§ **To do**
Quote the lines from the line holding "What does this" to the very end of the listing, exactly, and no others.

§ **Information provided**
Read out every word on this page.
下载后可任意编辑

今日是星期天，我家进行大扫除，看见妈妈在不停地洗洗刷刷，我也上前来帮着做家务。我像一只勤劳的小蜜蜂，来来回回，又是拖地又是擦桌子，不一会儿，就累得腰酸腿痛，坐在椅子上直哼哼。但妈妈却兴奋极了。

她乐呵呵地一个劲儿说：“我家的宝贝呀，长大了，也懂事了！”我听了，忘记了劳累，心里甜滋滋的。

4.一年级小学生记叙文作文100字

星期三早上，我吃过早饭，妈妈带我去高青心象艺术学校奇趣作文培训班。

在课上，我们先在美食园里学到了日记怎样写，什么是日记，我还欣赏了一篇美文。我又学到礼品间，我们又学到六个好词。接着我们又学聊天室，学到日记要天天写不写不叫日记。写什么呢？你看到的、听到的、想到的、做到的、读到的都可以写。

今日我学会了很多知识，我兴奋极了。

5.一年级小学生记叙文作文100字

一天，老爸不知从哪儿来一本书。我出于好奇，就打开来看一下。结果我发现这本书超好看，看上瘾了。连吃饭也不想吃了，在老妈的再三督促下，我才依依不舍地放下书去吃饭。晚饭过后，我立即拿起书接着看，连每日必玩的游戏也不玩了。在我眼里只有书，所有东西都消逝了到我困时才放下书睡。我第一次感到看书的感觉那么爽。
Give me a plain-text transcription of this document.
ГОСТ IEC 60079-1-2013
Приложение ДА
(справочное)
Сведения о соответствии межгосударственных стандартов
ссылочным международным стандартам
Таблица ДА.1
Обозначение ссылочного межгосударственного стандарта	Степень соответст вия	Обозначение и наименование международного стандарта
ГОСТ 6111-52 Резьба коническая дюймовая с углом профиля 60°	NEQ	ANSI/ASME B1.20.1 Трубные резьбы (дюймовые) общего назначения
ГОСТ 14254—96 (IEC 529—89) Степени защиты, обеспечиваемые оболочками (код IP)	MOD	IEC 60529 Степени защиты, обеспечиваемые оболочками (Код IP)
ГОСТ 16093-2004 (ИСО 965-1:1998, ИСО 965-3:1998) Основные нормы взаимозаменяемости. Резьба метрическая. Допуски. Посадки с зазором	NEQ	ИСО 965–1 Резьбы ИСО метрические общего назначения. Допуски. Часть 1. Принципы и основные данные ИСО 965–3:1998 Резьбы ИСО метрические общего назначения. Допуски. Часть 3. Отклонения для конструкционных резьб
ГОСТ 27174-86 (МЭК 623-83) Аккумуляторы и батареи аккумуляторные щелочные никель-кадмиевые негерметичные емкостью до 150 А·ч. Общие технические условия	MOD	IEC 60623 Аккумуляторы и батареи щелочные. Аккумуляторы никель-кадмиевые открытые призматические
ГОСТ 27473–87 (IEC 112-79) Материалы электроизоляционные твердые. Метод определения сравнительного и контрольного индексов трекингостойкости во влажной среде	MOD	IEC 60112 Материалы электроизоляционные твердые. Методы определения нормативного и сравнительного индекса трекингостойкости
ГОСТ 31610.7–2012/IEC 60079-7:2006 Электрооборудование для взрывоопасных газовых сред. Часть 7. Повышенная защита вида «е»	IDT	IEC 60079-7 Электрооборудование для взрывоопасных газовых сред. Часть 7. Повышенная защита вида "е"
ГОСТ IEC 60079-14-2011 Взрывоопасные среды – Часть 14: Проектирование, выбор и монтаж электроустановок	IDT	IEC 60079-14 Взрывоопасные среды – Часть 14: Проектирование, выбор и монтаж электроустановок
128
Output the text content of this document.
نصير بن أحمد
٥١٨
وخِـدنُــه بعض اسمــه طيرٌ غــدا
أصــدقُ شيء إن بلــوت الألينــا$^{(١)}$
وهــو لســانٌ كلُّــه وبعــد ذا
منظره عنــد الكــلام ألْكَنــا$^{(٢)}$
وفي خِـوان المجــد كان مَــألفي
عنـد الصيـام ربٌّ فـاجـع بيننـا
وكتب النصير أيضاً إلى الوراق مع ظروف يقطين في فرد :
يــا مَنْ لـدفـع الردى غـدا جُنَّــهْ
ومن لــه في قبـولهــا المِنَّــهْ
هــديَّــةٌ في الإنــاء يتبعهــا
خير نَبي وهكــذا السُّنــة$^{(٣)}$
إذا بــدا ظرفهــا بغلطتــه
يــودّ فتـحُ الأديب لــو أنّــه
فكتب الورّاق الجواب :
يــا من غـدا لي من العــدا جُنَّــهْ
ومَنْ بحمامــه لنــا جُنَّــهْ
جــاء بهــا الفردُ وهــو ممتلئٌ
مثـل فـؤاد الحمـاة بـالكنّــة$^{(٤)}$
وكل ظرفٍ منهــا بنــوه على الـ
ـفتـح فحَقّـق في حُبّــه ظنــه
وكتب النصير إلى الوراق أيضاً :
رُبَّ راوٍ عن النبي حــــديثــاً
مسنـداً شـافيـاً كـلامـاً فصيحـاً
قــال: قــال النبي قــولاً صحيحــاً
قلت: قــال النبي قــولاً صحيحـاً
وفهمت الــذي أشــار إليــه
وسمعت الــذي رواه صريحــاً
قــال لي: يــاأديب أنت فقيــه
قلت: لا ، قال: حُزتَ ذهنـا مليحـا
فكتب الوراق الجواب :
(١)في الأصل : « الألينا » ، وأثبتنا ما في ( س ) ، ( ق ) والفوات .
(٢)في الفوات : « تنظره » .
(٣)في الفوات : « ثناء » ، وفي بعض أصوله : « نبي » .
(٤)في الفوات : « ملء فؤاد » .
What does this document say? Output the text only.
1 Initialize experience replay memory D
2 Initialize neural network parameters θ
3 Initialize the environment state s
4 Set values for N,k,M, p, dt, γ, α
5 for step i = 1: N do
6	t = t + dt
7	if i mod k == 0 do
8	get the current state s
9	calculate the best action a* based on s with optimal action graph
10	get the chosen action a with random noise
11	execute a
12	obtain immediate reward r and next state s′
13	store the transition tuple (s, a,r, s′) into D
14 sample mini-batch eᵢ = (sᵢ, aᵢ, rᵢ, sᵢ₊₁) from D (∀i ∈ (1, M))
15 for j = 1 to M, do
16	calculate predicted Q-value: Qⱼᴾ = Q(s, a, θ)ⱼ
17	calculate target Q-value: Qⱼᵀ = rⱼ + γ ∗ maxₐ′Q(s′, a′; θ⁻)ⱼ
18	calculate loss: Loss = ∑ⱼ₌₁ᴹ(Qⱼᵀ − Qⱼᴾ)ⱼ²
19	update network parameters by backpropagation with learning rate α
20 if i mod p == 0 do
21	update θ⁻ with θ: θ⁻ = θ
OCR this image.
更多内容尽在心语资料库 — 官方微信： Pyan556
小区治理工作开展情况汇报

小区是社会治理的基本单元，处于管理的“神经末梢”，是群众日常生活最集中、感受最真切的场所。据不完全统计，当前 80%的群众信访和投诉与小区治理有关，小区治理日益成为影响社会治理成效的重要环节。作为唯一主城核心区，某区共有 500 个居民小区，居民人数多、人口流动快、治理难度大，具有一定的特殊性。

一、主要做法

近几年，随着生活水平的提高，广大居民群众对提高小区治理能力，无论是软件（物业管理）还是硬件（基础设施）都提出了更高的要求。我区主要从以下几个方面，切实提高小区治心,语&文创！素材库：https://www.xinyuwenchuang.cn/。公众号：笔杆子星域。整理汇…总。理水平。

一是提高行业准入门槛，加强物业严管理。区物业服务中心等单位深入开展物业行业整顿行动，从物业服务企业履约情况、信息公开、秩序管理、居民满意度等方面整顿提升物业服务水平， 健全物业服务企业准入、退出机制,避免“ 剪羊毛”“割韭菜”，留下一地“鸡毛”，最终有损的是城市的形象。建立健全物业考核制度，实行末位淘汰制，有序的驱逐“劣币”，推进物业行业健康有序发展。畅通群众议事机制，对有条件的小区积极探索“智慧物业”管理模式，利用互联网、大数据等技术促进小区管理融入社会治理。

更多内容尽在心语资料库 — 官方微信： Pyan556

§ **Result of the exercise**
What does this document say? Output the text only.
1 Initialize experience replay memory D
2 Initialize neural network parameters θ
3 Initialize the environment state s
4 Set values for N,k,M, p, dt, γ, α
5 for step i = 1: N do
6	t = t + dt
7	if i mod k == 0 do
8	get the current state s
9	calculate the best action a* based on s with optimal action graph
10	get the chosen action a with random noise
11	execute a
12	obtain immediate reward r and next state s′
13	store the transition tuple (s, a,r, s′) into D
14 sample mini-batch eᵢ = (sᵢ, aᵢ, rᵢ, sᵢ₊₁) from D (∀i ∈ (1, M))
15 for j = 1 to M, do
16	calculate predicted Q-value: Qⱼᴾ = Q(s, a, θ)ⱼ
17	calculate target Q-value: Qⱼᵀ = rⱼ + γ ∗ maxₐ′Q(s′, a′; θ⁻)ⱼ
18	calculate loss: Loss = ∑ⱼ₌₁ᴹ(Qⱼᵀ − Qⱼᴾ)ⱼ²
19	update network parameters by backpropagation with learning rate α
20 if i mod p == 0 do
21	update θ⁻ with θ: θ⁻ = θ
OCR this image.
更多内容尽在心语资料库 — 官方微信： Pyan556
小区治理工作开展情况汇报

小区是社会治理的基本单元，处于管理的“神经末梢”，是群众日常生活最集中、感受最真切的场所。据不完全统计，当前 80%的群众信访和投诉与小区治理有关，小区治理日益成为影响社会治理成效的重要环节。作为唯一主城核心区，某区共有 500 个居民小区，居民人数多、人口流动快、治理难度大，具有一定的特殊性。

一、主要做法

近几年，随着生活水平的提高，广大居民群众对提高小区治理能力，无论是软件（物业管理）还是硬件（基础设施）都提出了更高的要求。我区主要从以下几个方面，切实提高小区治心,语&文创！素材库：https://www.xinyuwenchuang.cn/。公众号：笔杆子星域。整理汇…总。理水平。

一是提高行业准入门槛，加强物业严管理。区物业服务中心等单位深入开展物业行业整顿行动，从物业服务企业履约情况、信息公开、秩序管理、居民满意度等方面整顿提升物业服务水平， 健全物业服务企业准入、退出机制,避免“ 剪羊毛”“割韭菜”，留下一地“鸡毛”，最终有损的是城市的形象。建立健全物业考核制度，实行末位淘汰制，有序的驱逐“劣币”，推进物业行业健康有序发展。畅通群众议事机制，对有条件的小区积极探索“智慧物业”管理模式，利用互联网、大数据等技术促进小区管理融入社会治理。

更多内容尽在心语资料库 — 官方微信： Pyan556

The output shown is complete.